→ Material:
________

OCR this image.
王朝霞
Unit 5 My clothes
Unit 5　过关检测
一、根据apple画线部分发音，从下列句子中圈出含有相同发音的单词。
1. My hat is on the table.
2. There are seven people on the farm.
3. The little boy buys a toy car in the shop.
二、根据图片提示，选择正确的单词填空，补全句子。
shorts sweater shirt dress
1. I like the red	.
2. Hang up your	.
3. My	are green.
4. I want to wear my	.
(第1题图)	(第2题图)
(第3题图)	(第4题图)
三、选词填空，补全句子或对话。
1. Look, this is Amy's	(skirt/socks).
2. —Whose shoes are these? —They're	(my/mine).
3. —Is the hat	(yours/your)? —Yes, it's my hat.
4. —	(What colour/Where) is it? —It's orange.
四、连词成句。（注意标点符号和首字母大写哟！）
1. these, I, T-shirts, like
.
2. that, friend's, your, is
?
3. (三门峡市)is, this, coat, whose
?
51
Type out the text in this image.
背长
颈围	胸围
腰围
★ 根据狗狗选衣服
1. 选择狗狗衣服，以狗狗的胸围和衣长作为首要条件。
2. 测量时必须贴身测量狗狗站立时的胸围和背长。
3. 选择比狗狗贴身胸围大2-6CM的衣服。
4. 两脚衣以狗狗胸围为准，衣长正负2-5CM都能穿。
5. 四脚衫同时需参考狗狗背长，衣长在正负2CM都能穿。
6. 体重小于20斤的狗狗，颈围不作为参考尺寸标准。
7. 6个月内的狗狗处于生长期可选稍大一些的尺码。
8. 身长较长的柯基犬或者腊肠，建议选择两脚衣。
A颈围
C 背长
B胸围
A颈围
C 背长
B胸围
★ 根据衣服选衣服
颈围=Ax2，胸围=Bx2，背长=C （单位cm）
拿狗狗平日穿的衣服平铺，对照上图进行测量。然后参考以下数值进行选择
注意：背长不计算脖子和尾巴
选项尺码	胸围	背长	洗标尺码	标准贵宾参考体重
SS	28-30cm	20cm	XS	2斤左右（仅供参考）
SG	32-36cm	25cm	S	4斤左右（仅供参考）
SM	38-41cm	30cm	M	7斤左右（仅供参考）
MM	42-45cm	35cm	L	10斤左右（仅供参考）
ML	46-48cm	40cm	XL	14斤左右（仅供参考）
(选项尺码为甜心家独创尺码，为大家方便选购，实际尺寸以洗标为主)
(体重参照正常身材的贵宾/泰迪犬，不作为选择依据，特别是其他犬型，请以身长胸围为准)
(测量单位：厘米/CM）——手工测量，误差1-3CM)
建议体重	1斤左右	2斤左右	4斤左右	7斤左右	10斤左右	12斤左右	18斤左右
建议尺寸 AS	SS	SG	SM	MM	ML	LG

________

→ Exercise:
Pick out each line that holds the string "image".

→ Full response:
OCR this image.
Type out the text in this image.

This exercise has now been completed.